### Data shown:
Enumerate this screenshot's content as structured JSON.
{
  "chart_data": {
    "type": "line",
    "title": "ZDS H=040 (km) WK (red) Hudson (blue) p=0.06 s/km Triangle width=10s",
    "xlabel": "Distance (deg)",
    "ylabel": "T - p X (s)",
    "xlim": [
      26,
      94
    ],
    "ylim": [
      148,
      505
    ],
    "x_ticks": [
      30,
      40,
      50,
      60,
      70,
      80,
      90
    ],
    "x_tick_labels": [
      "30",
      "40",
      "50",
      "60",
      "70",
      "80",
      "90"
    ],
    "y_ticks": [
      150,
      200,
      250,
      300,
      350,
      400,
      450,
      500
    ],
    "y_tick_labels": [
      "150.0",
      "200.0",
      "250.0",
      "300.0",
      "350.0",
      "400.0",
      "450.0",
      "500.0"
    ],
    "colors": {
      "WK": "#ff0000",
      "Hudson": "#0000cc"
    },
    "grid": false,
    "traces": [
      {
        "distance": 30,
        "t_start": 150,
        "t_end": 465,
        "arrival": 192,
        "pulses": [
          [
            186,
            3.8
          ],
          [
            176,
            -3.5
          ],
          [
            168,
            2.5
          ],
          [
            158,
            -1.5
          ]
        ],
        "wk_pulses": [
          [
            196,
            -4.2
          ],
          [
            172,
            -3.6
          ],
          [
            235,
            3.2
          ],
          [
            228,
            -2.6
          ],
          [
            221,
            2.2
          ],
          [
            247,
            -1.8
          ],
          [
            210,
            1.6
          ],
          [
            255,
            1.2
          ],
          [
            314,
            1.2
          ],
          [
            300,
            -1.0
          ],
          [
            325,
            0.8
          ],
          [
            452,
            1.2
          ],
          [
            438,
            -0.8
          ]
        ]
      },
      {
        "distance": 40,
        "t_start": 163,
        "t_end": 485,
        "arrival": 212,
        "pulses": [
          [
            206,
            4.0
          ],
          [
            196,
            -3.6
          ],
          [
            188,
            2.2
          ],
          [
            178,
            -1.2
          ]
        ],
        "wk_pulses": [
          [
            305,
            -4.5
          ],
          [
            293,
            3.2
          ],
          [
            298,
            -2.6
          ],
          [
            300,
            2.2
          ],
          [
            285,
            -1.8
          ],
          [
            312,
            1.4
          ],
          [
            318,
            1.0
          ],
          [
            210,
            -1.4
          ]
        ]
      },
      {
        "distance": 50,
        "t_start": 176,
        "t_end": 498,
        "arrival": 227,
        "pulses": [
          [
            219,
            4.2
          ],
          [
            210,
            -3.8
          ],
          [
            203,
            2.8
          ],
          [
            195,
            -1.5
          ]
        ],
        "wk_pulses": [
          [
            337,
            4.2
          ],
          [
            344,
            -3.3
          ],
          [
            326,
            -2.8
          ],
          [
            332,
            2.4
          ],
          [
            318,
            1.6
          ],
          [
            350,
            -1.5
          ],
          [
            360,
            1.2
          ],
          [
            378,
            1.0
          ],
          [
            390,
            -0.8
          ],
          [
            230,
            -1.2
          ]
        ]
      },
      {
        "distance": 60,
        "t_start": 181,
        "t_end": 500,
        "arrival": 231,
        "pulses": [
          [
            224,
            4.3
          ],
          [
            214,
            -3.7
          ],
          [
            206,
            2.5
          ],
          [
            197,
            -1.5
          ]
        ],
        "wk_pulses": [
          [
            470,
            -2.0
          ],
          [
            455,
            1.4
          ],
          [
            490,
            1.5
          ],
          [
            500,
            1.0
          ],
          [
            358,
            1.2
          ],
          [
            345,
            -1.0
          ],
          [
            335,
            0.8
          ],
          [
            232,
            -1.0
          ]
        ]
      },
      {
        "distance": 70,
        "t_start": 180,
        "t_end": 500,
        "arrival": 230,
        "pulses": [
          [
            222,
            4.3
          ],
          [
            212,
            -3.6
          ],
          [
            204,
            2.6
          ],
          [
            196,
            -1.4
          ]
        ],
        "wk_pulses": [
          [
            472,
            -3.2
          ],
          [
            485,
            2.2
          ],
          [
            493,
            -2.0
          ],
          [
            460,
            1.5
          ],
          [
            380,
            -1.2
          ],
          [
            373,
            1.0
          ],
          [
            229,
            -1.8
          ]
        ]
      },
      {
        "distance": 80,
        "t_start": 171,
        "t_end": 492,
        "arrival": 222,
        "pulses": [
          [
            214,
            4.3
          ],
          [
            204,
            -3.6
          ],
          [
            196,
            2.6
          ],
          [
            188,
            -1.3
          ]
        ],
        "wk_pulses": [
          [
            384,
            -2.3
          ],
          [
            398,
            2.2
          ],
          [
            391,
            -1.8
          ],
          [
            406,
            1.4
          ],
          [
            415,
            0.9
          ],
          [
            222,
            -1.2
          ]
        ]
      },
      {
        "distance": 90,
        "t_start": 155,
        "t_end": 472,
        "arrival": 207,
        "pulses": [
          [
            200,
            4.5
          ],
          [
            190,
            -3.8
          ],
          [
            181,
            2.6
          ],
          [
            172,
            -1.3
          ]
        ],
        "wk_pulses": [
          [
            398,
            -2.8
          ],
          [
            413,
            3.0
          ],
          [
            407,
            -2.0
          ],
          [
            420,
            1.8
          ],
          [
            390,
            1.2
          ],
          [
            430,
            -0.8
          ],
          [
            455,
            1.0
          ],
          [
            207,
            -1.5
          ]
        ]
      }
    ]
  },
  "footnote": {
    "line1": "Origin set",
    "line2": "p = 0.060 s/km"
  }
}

### Objective:
Each record above should be returned exactly as it appears.

### Response to this task:
Enumerate this screenshot's content as structured JSON.
{
  "chart_data": {
    "type": "line",
    "title": "ZDS H=040 (km) WK (red) Hudson (blue) p=0.06 s/km Triangle width=10s",
    "xlabel": "Distance (deg)",
    "ylabel": "T - p X (s)",
    "xlim": [
      26,
      94
    ],
    "ylim": [
      148,
      505
    ],
    "x_ticks": [
      30,
      40,
      50,
      60,
      70,
      80,
      90
    ],
    "x_tick_labels": [
      "30",
      "40",
      "50",
      "60",
      "70",
      "80",
      "90"
    ],
    "y_ticks": [
      150,
      200,
      250,
      300,
      350,
      400,
      450,
      500
    ],
    "y_tick_labels": [
      "150.0",
      "200.0",
      "250.0",
      "300.0",
      "350.0",
      "400.0",
      "450.0",
      "500.0"
    ],
    "colors": {
      "WK": "#ff0000",
      "Hudson": "#0000cc"
    },
    "grid": false,
    "traces": [
      {
        "distance": 30,
        "t_start": 150,
        "t_end": 465,
        "arrival": 192,
        "pulses": [
          [
            186,
            3.8
          ],
          [
            176,
            -3.5
          ],
          [
            168,
            2.5
          ],
          [
            158,
            -1.5
          ]
        ],
        "wk_pulses": [
          [
            196,
            -4.2
          ],
          [
            172,
            -3.6
          ],
          [
            235,
            3.2
          ],
          [
            228,
            -2.6
          ],
          [
            221,
            2.2
          ],
          [
            247,
            -1.8
          ],
          [
            210,
            1.6
          ],
          [
            255,
            1.2
          ],
          [
            314,
            1.2
          ],
          [
            300,
            -1.0
          ],
          [
            325,
            0.8
          ],
          [
            452,
            1.2
          ],
          [
            438,
            -0.8
          ]
        ]
      },
      {
        "distance": 40,
        "t_start": 163,
        "t_end": 485,
        "arrival": 212,
        "pulses": [
          [
            206,
            4.0
          ],
          [
            196,
            -3.6
          ],
          [
            188,
            2.2
          ],
          [
            178,
            -1.2
          ]
        ],
        "wk_pulses": [
          [
            305,
            -4.5
          ],
          [
            293,
            3.2
          ],
          [
            298,
            -2.6
          ],
          [
            300,
            2.2
          ],
          [
            285,
            -1.8
          ],
          [
            312,
            1.4
          ],
          [
            318,
            1.0
          ],
          [
            210,
            -1.4
          ]
        ]
      },
      {
        "distance": 50,
        "t_start": 176,
        "t_end": 498,
        "arrival": 227,
        "pulses": [
          [
            219,
            4.2
          ],
          [
            210,
            -3.8
          ],
          [
            203,
            2.8
          ],
          [
            195,
            -1.5
          ]
        ],
        "wk_pulses": [
          [
            337,
            4.2
          ],
          [
            344,
            -3.3
          ],
          [
            326,
            -2.8
          ],
          [
            332,
            2.4
          ],
          [
            318,
            1.6
          ],
          [
            350,
            -1.5
          ],
          [
            360,
            1.2
          ],
          [
            378,
            1.0
          ],
          [
            390,
            -0.8
          ],
          [
            230,
            -1.2
          ]
        ]
      },
      {
        "distance": 60,
        "t_start": 181,
        "t_end": 500,
        "arrival": 231,
        "pulses": [
          [
            224,
            4.3
          ],
          [
            214,
            -3.7
          ],
          [
            206,
            2.5
          ],
          [
            197,
            -1.5
          ]
        ],
        "wk_pulses": [
          [
            470,
            -2.0
          ],
          [
            455,
            1.4
          ],
          [
            490,
            1.5
          ],
          [
            500,
            1.0
          ],
          [
            358,
            1.2
          ],
          [
            345,
            -1.0
          ],
          [
            335,
            0.8
          ],
          [
            232,
            -1.0
          ]
        ]
      },
      {
        "distance": 70,
        "t_start": 180,
        "t_end": 500,
        "arrival": 230,
        "pulses": [
          [
            222,
            4.3
          ],
          [
            212,
            -3.6
          ],
          [
            204,
            2.6
          ],
          [
            196,
            -1.4
          ]
        ],
        "wk_pulses": [
          [
            472,
            -3.2
          ],
          [
            485,
            2.2
          ],
          [
            493,
            -2.0
          ],
          [
            460,
            1.5
          ],
          [
            380,
            -1.2
          ],
          [
            373,
            1.0
          ],
          [
            229,
            -1.8
          ]
        ]
      },
      {
        "distance": 80,
        "t_start": 171,
        "t_end": 492,
        "arrival": 222,
        "pulses": [
          [
            214,
            4.3
          ],
          [
            204,
            -3.6
          ],
          [
            196,
            2.6
          ],
          [
            188,
            -1.3
          ]
        ],
        "wk_pulses": [
          [
            384,
            -2.3
          ],
          [
            398,
            2.2
          ],
          [
            391,
            -1.8
          ],
          [
            406,
            1.4
          ],
          [
            415,
            0.9
          ],
          [
            222,
            -1.2
          ]
        ]
      },
      {
        "distance": 90,
        "t_start": 155,
        "t_end": 472,
        "arrival": 207,
        "pulses": [
          [
            200,
            4.5
          ],
          [
            190,
            -3.8
          ],
          [
            181,
            2.6
          ],
          [
            172,
            -1.3
          ]
        ],
        "wk_pulses": [
          [
            398,
            -2.8
          ],
          [
            413,
            3.0
          ],
          [
            407,
            -2.0
          ],
          [
            420,
            1.8
          ],
          [
            390,
            1.2
          ],
          [
            430,
            -0.8
          ],
          [
            455,
            1.0
          ],
          [
            207,
            -1.5
          ]
        ]
      }
    ]
  },
  "footnote": {
    "line1": "Origin set",
    "line2": "p = 0.060 s/km"
  }
}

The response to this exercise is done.